[begin Input material]
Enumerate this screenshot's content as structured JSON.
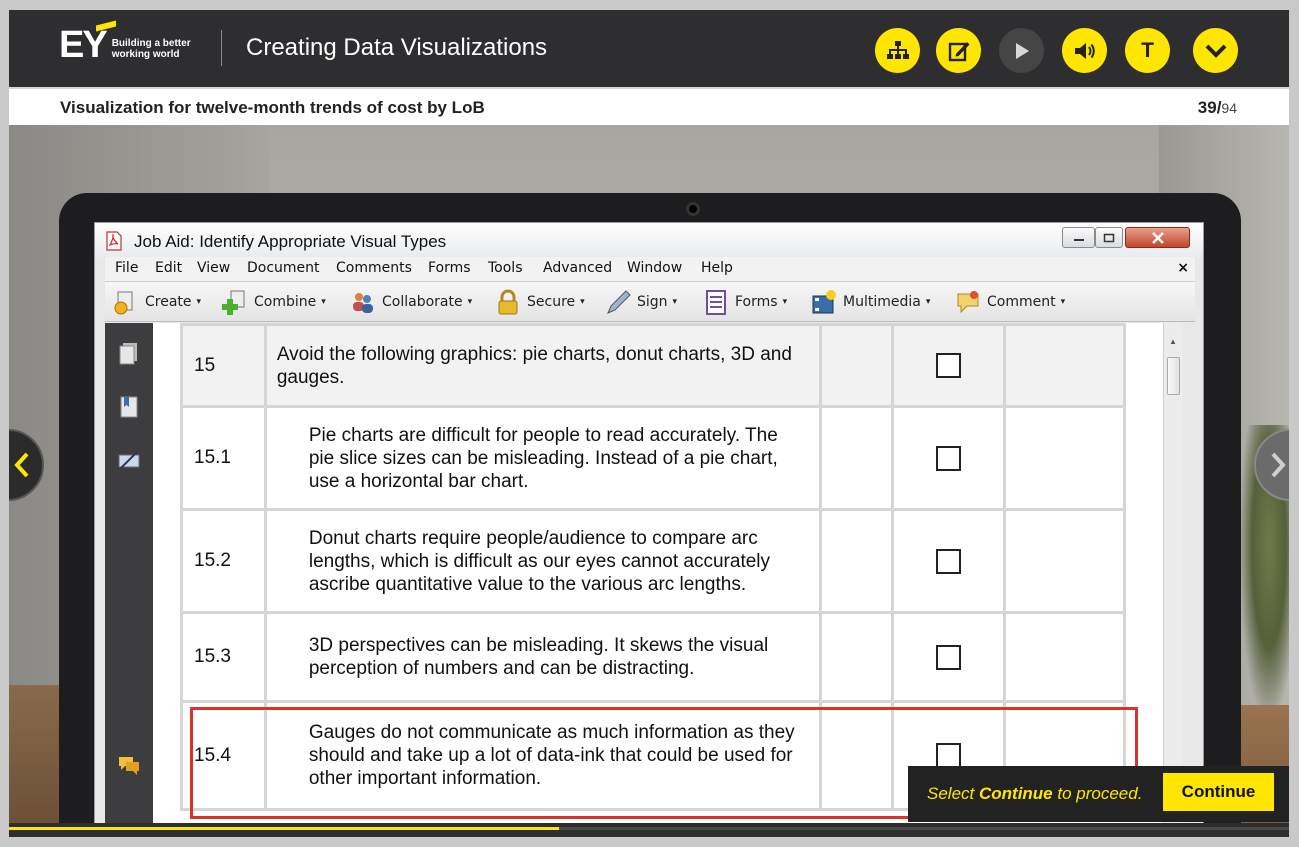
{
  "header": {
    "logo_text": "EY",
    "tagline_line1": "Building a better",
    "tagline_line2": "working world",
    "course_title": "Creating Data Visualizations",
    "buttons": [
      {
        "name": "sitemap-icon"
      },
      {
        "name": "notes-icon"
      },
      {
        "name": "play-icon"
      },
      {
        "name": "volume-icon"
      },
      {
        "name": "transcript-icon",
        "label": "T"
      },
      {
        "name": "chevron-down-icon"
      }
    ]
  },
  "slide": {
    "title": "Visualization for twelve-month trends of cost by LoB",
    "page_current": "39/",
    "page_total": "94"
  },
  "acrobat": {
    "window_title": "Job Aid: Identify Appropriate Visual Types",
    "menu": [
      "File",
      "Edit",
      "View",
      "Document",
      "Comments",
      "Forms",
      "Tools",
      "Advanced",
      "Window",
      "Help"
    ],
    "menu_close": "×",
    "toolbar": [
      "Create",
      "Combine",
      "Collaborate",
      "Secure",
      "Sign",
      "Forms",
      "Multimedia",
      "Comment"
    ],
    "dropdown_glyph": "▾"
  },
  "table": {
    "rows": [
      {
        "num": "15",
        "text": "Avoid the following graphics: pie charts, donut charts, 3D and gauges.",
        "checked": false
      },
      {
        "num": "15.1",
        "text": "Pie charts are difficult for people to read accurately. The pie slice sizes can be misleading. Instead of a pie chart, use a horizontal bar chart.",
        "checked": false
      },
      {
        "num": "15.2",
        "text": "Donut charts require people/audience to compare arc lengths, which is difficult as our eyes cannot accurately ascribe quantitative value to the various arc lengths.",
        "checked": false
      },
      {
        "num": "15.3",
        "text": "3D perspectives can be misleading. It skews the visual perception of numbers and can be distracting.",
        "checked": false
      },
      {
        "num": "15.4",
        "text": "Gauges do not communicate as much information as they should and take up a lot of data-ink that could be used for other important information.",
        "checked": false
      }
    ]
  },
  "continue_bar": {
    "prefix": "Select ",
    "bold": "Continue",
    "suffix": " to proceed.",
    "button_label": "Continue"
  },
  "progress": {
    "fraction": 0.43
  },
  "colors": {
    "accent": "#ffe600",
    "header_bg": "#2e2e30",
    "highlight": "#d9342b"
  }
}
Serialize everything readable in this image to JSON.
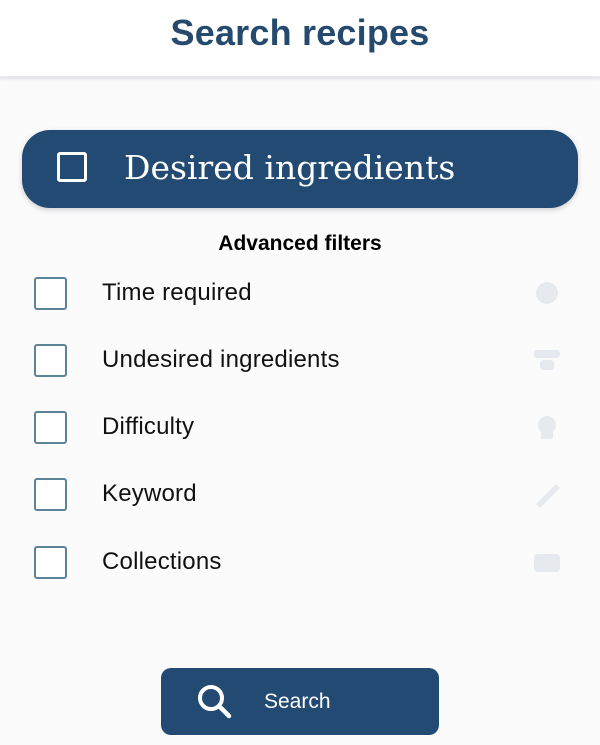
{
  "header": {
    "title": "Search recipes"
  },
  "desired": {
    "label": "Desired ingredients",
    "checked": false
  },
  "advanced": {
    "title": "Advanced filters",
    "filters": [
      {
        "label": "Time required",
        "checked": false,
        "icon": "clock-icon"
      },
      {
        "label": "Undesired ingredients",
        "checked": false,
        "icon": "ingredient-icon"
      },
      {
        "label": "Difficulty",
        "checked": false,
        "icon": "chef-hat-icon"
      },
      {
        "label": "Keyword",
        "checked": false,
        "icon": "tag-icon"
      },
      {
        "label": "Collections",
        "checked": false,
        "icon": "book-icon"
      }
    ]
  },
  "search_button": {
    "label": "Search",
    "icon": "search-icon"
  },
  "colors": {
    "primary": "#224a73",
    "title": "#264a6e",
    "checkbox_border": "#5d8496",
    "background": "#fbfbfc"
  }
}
[end Input material]
[begin Input material]
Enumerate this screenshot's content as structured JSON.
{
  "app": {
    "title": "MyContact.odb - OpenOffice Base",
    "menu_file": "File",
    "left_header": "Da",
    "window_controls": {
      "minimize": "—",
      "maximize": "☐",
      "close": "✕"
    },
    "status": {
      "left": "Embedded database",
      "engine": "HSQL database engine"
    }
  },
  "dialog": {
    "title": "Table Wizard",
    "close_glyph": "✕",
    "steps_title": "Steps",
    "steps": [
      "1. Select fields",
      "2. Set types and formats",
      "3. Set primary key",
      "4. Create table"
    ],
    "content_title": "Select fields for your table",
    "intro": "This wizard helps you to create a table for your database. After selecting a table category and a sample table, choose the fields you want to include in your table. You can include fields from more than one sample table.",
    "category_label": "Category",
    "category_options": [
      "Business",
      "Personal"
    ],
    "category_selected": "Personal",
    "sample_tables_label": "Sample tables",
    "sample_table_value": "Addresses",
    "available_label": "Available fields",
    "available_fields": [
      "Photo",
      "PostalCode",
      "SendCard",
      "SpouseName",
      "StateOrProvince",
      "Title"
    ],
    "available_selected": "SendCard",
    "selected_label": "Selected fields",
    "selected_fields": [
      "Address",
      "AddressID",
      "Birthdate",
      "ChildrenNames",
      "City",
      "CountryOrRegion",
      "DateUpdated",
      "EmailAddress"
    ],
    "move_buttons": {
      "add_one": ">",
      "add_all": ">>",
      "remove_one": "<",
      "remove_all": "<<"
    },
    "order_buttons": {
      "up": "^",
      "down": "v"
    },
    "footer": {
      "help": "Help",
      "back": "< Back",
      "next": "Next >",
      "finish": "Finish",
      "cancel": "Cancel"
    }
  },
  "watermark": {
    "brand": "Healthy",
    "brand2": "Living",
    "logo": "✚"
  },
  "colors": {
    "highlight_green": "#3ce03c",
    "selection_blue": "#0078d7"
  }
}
[end Input material]
Provide the count, and nothing else, of lines in the data above where the word "your" occurs.

2